**Written exercise**
Return each line of the listing below, unchanged, and omit the images.

## Begin Information provided

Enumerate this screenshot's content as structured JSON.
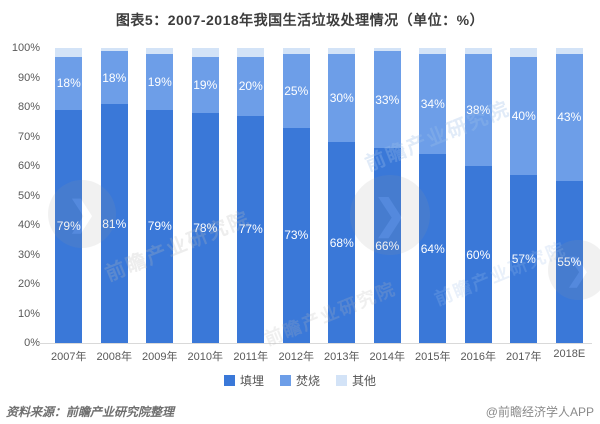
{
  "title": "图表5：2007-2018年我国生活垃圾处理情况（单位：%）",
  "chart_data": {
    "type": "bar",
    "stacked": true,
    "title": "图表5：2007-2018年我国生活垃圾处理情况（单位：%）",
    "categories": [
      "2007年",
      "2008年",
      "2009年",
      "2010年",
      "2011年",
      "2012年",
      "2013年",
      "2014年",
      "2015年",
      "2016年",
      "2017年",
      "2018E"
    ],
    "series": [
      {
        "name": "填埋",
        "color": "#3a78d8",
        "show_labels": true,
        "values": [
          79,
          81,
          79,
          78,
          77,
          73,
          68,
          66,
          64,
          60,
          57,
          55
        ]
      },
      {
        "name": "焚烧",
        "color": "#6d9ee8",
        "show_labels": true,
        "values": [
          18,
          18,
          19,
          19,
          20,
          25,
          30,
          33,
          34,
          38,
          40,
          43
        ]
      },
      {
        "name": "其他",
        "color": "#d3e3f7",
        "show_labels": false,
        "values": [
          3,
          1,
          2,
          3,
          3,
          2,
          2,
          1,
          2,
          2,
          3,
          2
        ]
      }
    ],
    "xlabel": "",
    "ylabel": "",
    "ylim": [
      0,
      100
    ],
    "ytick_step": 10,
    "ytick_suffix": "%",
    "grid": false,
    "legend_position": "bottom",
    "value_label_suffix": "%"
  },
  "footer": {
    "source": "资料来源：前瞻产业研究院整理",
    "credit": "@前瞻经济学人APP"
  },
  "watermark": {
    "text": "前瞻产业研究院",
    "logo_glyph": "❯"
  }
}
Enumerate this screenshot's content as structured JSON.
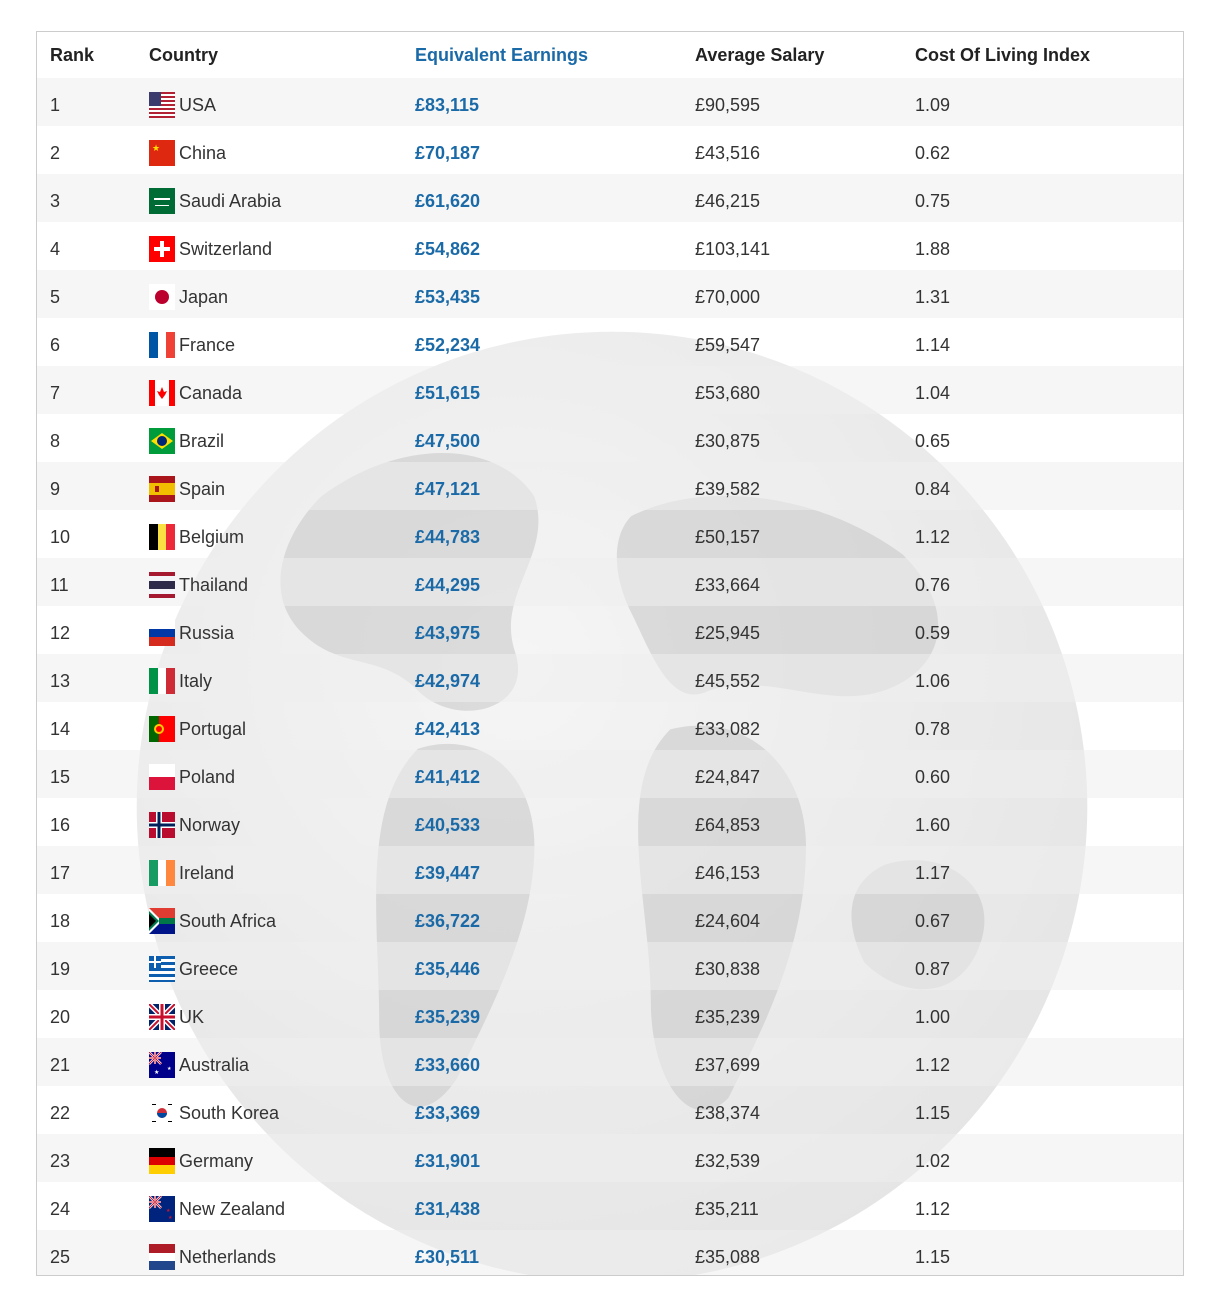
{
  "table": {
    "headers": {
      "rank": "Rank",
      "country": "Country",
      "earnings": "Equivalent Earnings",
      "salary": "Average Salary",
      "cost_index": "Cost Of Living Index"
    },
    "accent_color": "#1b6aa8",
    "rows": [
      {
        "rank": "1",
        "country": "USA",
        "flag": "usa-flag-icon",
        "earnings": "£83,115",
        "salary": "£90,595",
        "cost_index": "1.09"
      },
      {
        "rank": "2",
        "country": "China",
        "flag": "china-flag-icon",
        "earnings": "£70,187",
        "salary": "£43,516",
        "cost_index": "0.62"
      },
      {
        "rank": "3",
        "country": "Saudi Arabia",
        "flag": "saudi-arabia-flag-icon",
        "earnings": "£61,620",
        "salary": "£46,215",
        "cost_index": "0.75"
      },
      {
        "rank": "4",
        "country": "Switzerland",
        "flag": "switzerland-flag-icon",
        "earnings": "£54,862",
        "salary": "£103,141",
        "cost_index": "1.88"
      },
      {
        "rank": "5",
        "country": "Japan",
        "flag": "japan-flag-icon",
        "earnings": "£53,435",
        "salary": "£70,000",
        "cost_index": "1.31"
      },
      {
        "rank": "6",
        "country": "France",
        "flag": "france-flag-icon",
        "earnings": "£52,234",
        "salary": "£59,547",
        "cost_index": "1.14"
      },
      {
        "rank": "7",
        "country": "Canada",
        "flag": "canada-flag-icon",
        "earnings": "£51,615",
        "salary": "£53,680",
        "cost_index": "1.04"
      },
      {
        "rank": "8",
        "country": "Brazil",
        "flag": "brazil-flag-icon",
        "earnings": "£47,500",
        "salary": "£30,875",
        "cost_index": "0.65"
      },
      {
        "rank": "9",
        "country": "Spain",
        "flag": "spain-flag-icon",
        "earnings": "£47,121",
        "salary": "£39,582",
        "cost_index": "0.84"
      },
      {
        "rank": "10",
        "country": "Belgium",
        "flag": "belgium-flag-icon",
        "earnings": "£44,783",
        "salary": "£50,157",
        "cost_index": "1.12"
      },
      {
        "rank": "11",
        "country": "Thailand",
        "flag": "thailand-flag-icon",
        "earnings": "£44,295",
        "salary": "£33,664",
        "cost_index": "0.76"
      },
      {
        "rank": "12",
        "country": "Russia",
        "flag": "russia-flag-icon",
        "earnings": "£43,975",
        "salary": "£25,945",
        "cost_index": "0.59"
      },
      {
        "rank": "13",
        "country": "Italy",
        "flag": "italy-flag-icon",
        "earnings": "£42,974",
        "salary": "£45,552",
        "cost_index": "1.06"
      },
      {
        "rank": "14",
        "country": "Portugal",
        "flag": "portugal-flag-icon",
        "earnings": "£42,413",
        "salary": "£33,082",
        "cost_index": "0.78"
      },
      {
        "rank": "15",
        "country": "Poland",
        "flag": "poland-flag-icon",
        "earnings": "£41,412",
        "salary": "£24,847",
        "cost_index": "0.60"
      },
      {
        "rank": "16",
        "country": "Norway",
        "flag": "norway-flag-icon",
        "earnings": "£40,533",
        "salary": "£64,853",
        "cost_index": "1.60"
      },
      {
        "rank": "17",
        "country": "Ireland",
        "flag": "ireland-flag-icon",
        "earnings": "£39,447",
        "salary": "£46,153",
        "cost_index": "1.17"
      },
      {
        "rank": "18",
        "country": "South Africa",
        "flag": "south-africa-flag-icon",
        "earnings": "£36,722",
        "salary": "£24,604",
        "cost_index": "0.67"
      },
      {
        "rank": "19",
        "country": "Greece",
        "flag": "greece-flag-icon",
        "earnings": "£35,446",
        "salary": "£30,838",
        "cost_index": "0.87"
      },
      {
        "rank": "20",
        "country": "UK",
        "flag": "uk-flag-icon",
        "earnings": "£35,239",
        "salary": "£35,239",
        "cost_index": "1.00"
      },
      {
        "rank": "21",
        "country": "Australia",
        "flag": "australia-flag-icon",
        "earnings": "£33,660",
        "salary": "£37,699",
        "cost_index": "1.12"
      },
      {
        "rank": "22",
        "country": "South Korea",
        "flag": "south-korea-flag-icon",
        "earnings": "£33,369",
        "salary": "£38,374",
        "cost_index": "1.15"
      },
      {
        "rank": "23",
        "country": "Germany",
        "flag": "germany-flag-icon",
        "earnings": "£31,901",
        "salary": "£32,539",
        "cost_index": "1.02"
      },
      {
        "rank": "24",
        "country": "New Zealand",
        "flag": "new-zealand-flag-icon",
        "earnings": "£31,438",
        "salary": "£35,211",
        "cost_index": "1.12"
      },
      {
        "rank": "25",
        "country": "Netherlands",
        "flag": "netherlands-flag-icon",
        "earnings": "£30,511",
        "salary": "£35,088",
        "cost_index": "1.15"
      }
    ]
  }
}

## End Information provided

**Exercise solution**
Enumerate this screenshot's content as structured JSON.
{
  "title": "图表5：2007-2018年我国生活垃圾处理情况（单位：%）",
  "chart_data": {
    "type": "bar",
    "stacked": true,
    "title": "图表5：2007-2018年我国生活垃圾处理情况（单位：%）",
    "categories": [
      "2007年",
      "2008年",
      "2009年",
      "2010年",
      "2011年",
      "2012年",
      "2013年",
      "2014年",
      "2015年",
      "2016年",
      "2017年",
      "2018E"
    ],
    "series": [
      {
        "name": "填埋",
        "color": "#3a78d8",
        "show_labels": true,
        "values": [
          79,
          81,
          79,
          78,
          77,
          73,
          68,
          66,
          64,
          60,
          57,
          55
        ]
      },
      {
        "name": "焚烧",
        "color": "#6d9ee8",
        "show_labels": true,
        "values": [
          18,
          18,
          19,
          19,
          20,
          25,
          30,
          33,
          34,
          38,
          40,
          43
        ]
      },
      {
        "name": "其他",
        "color": "#d3e3f7",
        "show_labels": false,
        "values": [
          3,
          1,
          2,
          3,
          3,
          2,
          2,
          1,
          2,
          2,
          3,
          2
        ]
      }
    ],
    "xlabel": "",
    "ylabel": "",
    "ylim": [
      0,
      100
    ],
    "ytick_step": 10,
    "ytick_suffix": "%",
    "grid": false,
    "legend_position": "bottom",
    "value_label_suffix": "%"
  },
  "footer": {
    "source": "资料来源：前瞻产业研究院整理",
    "credit": "@前瞻经济学人APP"
  },
  "watermark": {
    "text": "前瞻产业研究院",
    "logo_glyph": "❯"
  }
}
Enumerate this screenshot's content as structured JSON.
{
  "table": {
    "headers": {
      "rank": "Rank",
      "country": "Country",
      "earnings": "Equivalent Earnings",
      "salary": "Average Salary",
      "cost_index": "Cost Of Living Index"
    },
    "accent_color": "#1b6aa8",
    "rows": [
      {
        "rank": "1",
        "country": "USA",
        "flag": "usa-flag-icon",
        "earnings": "£83,115",
        "salary": "£90,595",
        "cost_index": "1.09"
      },
      {
        "rank": "2",
        "country": "China",
        "flag": "china-flag-icon",
        "earnings": "£70,187",
        "salary": "£43,516",
        "cost_index": "0.62"
      },
      {
        "rank": "3",
        "country": "Saudi Arabia",
        "flag": "saudi-arabia-flag-icon",
        "earnings": "£61,620",
        "salary": "£46,215",
        "cost_index": "0.75"
      },
      {
        "rank": "4",
        "country": "Switzerland",
        "flag": "switzerland-flag-icon",
        "earnings": "£54,862",
        "salary": "£103,141",
        "cost_index": "1.88"
      },
      {
        "rank": "5",
        "country": "Japan",
        "flag": "japan-flag-icon",
        "earnings": "£53,435",
        "salary": "£70,000",
        "cost_index": "1.31"
      },
      {
        "rank": "6",
        "country": "France",
        "flag": "france-flag-icon",
        "earnings": "£52,234",
        "salary": "£59,547",
        "cost_index": "1.14"
      },
      {
        "rank": "7",
        "country": "Canada",
        "flag": "canada-flag-icon",
        "earnings": "£51,615",
        "salary": "£53,680",
        "cost_index": "1.04"
      },
      {
        "rank": "8",
        "country": "Brazil",
        "flag": "brazil-flag-icon",
        "earnings": "£47,500",
        "salary": "£30,875",
        "cost_index": "0.65"
      },
      {
        "rank": "9",
        "country": "Spain",
        "flag": "spain-flag-icon",
        "earnings": "£47,121",
        "salary": "£39,582",
        "cost_index": "0.84"
      },
      {
        "rank": "10",
        "country": "Belgium",
        "flag": "belgium-flag-icon",
        "earnings": "£44,783",
        "salary": "£50,157",
        "cost_index": "1.12"
      },
      {
        "rank": "11",
        "country": "Thailand",
        "flag": "thailand-flag-icon",
        "earnings": "£44,295",
        "salary": "£33,664",
        "cost_index": "0.76"
      },
      {
        "rank": "12",
        "country": "Russia",
        "flag": "russia-flag-icon",
        "earnings": "£43,975",
        "salary": "£25,945",
        "cost_index": "0.59"
      },
      {
        "rank": "13",
        "country": "Italy",
        "flag": "italy-flag-icon",
        "earnings": "£42,974",
        "salary": "£45,552",
        "cost_index": "1.06"
      },
      {
        "rank": "14",
        "country": "Portugal",
        "flag": "portugal-flag-icon",
        "earnings": "£42,413",
        "salary": "£33,082",
        "cost_index": "0.78"
      },
      {
        "rank": "15",
        "country": "Poland",
        "flag": "poland-flag-icon",
        "earnings": "£41,412",
        "salary": "£24,847",
        "cost_index": "0.60"
      },
      {
        "rank": "16",
        "country": "Norway",
        "flag": "norway-flag-icon",
        "earnings": "£40,533",
        "salary": "£64,853",
        "cost_index": "1.60"
      },
      {
        "rank": "17",
        "country": "Ireland",
        "flag": "ireland-flag-icon",
        "earnings": "£39,447",
        "salary": "£46,153",
        "cost_index": "1.17"
      },
      {
        "rank": "18",
        "country": "South Africa",
        "flag": "south-africa-flag-icon",
        "earnings": "£36,722",
        "salary": "£24,604",
        "cost_index": "0.67"
      },
      {
        "rank": "19",
        "country": "Greece",
        "flag": "greece-flag-icon",
        "earnings": "£35,446",
        "salary": "£30,838",
        "cost_index": "0.87"
      },
      {
        "rank": "20",
        "country": "UK",
        "flag": "uk-flag-icon",
        "earnings": "£35,239",
        "salary": "£35,239",
        "cost_index": "1.00"
      },
      {
        "rank": "21",
        "country": "Australia",
        "flag": "australia-flag-icon",
        "earnings": "£33,660",
        "salary": "£37,699",
        "cost_index": "1.12"
      },
      {
        "rank": "22",
        "country": "South Korea",
        "flag": "south-korea-flag-icon",
        "earnings": "£33,369",
        "salary": "£38,374",
        "cost_index": "1.15"
      },
      {
        "rank": "23",
        "country": "Germany",
        "flag": "germany-flag-icon",
        "earnings": "£31,901",
        "salary": "£32,539",
        "cost_index": "1.02"
      },
      {
        "rank": "24",
        "country": "New Zealand",
        "flag": "new-zealand-flag-icon",
        "earnings": "£31,438",
        "salary": "£35,211",
        "cost_index": "1.12"
      },
      {
        "rank": "25",
        "country": "Netherlands",
        "flag": "netherlands-flag-icon",
        "earnings": "£30,511",
        "salary": "£35,088",
        "cost_index": "1.15"
      }
    ]
  }
}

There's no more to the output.